* THE TASK
Print all the data, keeping every line exactly as it is.

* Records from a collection
▼

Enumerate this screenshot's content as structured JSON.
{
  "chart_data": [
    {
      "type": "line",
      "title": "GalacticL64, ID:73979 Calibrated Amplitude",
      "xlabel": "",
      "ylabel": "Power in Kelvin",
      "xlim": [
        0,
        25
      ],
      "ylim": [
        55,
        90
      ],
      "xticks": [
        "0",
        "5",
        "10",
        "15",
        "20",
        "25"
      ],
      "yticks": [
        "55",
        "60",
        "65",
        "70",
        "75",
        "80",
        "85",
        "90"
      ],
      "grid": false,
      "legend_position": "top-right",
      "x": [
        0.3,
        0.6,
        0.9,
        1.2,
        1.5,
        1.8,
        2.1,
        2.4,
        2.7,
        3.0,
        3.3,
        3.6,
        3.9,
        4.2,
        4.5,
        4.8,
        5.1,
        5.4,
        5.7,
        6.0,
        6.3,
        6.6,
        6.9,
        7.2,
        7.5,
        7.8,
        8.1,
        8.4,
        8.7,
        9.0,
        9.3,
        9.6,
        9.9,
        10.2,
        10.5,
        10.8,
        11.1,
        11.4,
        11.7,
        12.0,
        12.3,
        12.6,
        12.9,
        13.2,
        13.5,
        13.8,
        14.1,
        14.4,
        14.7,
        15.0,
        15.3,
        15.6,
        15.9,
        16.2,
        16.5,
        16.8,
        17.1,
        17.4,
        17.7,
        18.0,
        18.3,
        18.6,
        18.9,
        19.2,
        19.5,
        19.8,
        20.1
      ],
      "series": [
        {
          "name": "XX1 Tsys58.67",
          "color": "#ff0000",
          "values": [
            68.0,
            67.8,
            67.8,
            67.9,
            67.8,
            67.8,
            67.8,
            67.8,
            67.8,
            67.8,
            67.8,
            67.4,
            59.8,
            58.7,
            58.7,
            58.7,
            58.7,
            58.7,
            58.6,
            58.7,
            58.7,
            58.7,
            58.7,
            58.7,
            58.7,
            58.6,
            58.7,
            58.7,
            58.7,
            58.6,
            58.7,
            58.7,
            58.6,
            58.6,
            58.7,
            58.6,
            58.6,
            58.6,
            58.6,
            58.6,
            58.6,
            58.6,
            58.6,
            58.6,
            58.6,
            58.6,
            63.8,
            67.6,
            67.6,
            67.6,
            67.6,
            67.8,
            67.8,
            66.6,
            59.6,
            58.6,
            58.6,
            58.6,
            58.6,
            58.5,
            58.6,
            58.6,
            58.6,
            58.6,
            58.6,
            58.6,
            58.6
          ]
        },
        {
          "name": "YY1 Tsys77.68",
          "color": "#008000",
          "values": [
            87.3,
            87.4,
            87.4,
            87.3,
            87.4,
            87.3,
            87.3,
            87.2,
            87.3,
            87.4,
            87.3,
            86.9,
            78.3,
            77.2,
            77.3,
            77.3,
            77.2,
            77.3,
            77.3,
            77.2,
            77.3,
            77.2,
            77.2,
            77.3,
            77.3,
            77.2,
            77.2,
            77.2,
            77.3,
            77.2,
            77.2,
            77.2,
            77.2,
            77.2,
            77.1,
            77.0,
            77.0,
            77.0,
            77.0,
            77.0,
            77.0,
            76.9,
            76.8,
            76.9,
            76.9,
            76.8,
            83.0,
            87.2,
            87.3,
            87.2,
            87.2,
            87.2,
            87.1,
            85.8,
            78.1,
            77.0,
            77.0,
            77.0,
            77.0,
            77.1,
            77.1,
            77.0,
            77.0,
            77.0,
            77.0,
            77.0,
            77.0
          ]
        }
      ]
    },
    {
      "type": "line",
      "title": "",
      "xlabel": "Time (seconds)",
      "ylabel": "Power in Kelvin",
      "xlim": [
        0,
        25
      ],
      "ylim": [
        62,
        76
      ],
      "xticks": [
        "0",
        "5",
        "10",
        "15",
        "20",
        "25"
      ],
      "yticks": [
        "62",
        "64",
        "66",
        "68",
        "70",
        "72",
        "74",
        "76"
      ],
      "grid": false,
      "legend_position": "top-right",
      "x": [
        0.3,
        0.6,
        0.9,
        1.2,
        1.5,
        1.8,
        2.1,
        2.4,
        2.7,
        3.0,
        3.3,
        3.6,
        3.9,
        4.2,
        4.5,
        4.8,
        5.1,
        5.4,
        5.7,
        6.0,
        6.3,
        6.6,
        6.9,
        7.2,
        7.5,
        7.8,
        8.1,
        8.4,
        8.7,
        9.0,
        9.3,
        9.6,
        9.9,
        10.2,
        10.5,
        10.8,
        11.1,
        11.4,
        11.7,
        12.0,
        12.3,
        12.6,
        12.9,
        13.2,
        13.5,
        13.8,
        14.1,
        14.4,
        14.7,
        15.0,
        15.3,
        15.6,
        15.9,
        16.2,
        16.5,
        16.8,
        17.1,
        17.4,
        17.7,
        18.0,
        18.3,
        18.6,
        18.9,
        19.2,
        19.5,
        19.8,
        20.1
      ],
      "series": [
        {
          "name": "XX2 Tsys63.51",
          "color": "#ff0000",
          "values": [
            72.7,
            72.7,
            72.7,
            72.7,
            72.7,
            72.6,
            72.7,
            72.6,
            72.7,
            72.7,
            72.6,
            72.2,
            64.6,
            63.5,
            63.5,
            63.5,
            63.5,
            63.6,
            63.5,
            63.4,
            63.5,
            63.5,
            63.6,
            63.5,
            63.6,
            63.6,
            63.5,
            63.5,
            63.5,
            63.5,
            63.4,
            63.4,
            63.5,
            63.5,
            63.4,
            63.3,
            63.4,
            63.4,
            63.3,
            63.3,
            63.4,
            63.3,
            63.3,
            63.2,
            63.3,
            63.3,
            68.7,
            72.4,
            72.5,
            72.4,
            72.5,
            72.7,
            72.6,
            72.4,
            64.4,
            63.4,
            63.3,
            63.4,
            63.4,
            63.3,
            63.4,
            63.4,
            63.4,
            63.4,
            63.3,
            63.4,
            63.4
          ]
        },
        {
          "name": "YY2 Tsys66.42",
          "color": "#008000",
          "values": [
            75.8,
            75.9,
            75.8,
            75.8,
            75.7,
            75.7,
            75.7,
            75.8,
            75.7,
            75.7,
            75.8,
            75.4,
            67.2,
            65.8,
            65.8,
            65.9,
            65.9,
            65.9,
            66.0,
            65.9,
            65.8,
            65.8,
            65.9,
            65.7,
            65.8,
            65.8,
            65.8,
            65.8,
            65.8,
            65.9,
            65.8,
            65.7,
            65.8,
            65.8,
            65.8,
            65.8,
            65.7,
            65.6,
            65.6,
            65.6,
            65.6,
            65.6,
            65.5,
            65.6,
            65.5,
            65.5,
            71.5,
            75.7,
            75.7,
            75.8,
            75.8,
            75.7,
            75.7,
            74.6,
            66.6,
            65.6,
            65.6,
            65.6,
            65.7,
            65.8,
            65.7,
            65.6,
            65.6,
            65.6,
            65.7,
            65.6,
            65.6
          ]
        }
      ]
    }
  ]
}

▲

* SOLUTION TO THIS EXERCISE
Enumerate this screenshot's content as structured JSON.
{
  "chart_data": [
    {
      "type": "line",
      "title": "GalacticL64, ID:73979 Calibrated Amplitude",
      "xlabel": "",
      "ylabel": "Power in Kelvin",
      "xlim": [
        0,
        25
      ],
      "ylim": [
        55,
        90
      ],
      "xticks": [
        "0",
        "5",
        "10",
        "15",
        "20",
        "25"
      ],
      "yticks": [
        "55",
        "60",
        "65",
        "70",
        "75",
        "80",
        "85",
        "90"
      ],
      "grid": false,
      "legend_position": "top-right",
      "x": [
        0.3,
        0.6,
        0.9,
        1.2,
        1.5,
        1.8,
        2.1,
        2.4,
        2.7,
        3.0,
        3.3,
        3.6,
        3.9,
        4.2,
        4.5,
        4.8,
        5.1,
        5.4,
        5.7,
        6.0,
        6.3,
        6.6,
        6.9,
        7.2,
        7.5,
        7.8,
        8.1,
        8.4,
        8.7,
        9.0,
        9.3,
        9.6,
        9.9,
        10.2,
        10.5,
        10.8,
        11.1,
        11.4,
        11.7,
        12.0,
        12.3,
        12.6,
        12.9,
        13.2,
        13.5,
        13.8,
        14.1,
        14.4,
        14.7,
        15.0,
        15.3,
        15.6,
        15.9,
        16.2,
        16.5,
        16.8,
        17.1,
        17.4,
        17.7,
        18.0,
        18.3,
        18.6,
        18.9,
        19.2,
        19.5,
        19.8,
        20.1
      ],
      "series": [
        {
          "name": "XX1 Tsys58.67",
          "color": "#ff0000",
          "values": [
            68.0,
            67.8,
            67.8,
            67.9,
            67.8,
            67.8,
            67.8,
            67.8,
            67.8,
            67.8,
            67.8,
            67.4,
            59.8,
            58.7,
            58.7,
            58.7,
            58.7,
            58.7,
            58.6,
            58.7,
            58.7,
            58.7,
            58.7,
            58.7,
            58.7,
            58.6,
            58.7,
            58.7,
            58.7,
            58.6,
            58.7,
            58.7,
            58.6,
            58.6,
            58.7,
            58.6,
            58.6,
            58.6,
            58.6,
            58.6,
            58.6,
            58.6,
            58.6,
            58.6,
            58.6,
            58.6,
            63.8,
            67.6,
            67.6,
            67.6,
            67.6,
            67.8,
            67.8,
            66.6,
            59.6,
            58.6,
            58.6,
            58.6,
            58.6,
            58.5,
            58.6,
            58.6,
            58.6,
            58.6,
            58.6,
            58.6,
            58.6
          ]
        },
        {
          "name": "YY1 Tsys77.68",
          "color": "#008000",
          "values": [
            87.3,
            87.4,
            87.4,
            87.3,
            87.4,
            87.3,
            87.3,
            87.2,
            87.3,
            87.4,
            87.3,
            86.9,
            78.3,
            77.2,
            77.3,
            77.3,
            77.2,
            77.3,
            77.3,
            77.2,
            77.3,
            77.2,
            77.2,
            77.3,
            77.3,
            77.2,
            77.2,
            77.2,
            77.3,
            77.2,
            77.2,
            77.2,
            77.2,
            77.2,
            77.1,
            77.0,
            77.0,
            77.0,
            77.0,
            77.0,
            77.0,
            76.9,
            76.8,
            76.9,
            76.9,
            76.8,
            83.0,
            87.2,
            87.3,
            87.2,
            87.2,
            87.2,
            87.1,
            85.8,
            78.1,
            77.0,
            77.0,
            77.0,
            77.0,
            77.1,
            77.1,
            77.0,
            77.0,
            77.0,
            77.0,
            77.0,
            77.0
          ]
        }
      ]
    },
    {
      "type": "line",
      "title": "",
      "xlabel": "Time (seconds)",
      "ylabel": "Power in Kelvin",
      "xlim": [
        0,
        25
      ],
      "ylim": [
        62,
        76
      ],
      "xticks": [
        "0",
        "5",
        "10",
        "15",
        "20",
        "25"
      ],
      "yticks": [
        "62",
        "64",
        "66",
        "68",
        "70",
        "72",
        "74",
        "76"
      ],
      "grid": false,
      "legend_position": "top-right",
      "x": [
        0.3,
        0.6,
        0.9,
        1.2,
        1.5,
        1.8,
        2.1,
        2.4,
        2.7,
        3.0,
        3.3,
        3.6,
        3.9,
        4.2,
        4.5,
        4.8,
        5.1,
        5.4,
        5.7,
        6.0,
        6.3,
        6.6,
        6.9,
        7.2,
        7.5,
        7.8,
        8.1,
        8.4,
        8.7,
        9.0,
        9.3,
        9.6,
        9.9,
        10.2,
        10.5,
        10.8,
        11.1,
        11.4,
        11.7,
        12.0,
        12.3,
        12.6,
        12.9,
        13.2,
        13.5,
        13.8,
        14.1,
        14.4,
        14.7,
        15.0,
        15.3,
        15.6,
        15.9,
        16.2,
        16.5,
        16.8,
        17.1,
        17.4,
        17.7,
        18.0,
        18.3,
        18.6,
        18.9,
        19.2,
        19.5,
        19.8,
        20.1
      ],
      "series": [
        {
          "name": "XX2 Tsys63.51",
          "color": "#ff0000",
          "values": [
            72.7,
            72.7,
            72.7,
            72.7,
            72.7,
            72.6,
            72.7,
            72.6,
            72.7,
            72.7,
            72.6,
            72.2,
            64.6,
            63.5,
            63.5,
            63.5,
            63.5,
            63.6,
            63.5,
            63.4,
            63.5,
            63.5,
            63.6,
            63.5,
            63.6,
            63.6,
            63.5,
            63.5,
            63.5,
            63.5,
            63.4,
            63.4,
            63.5,
            63.5,
            63.4,
            63.3,
            63.4,
            63.4,
            63.3,
            63.3,
            63.4,
            63.3,
            63.3,
            63.2,
            63.3,
            63.3,
            68.7,
            72.4,
            72.5,
            72.4,
            72.5,
            72.7,
            72.6,
            72.4,
            64.4,
            63.4,
            63.3,
            63.4,
            63.4,
            63.3,
            63.4,
            63.4,
            63.4,
            63.4,
            63.3,
            63.4,
            63.4
          ]
        },
        {
          "name": "YY2 Tsys66.42",
          "color": "#008000",
          "values": [
            75.8,
            75.9,
            75.8,
            75.8,
            75.7,
            75.7,
            75.7,
            75.8,
            75.7,
            75.7,
            75.8,
            75.4,
            67.2,
            65.8,
            65.8,
            65.9,
            65.9,
            65.9,
            66.0,
            65.9,
            65.8,
            65.8,
            65.9,
            65.7,
            65.8,
            65.8,
            65.8,
            65.8,
            65.8,
            65.9,
            65.8,
            65.7,
            65.8,
            65.8,
            65.8,
            65.8,
            65.7,
            65.6,
            65.6,
            65.6,
            65.6,
            65.6,
            65.5,
            65.6,
            65.5,
            65.5,
            71.5,
            75.7,
            75.7,
            75.8,
            75.8,
            75.7,
            75.7,
            74.6,
            66.6,
            65.6,
            65.6,
            65.6,
            65.7,
            65.8,
            65.7,
            65.6,
            65.6,
            65.6,
            65.7,
            65.6,
            65.6
          ]
        }
      ]
    }
  ]
}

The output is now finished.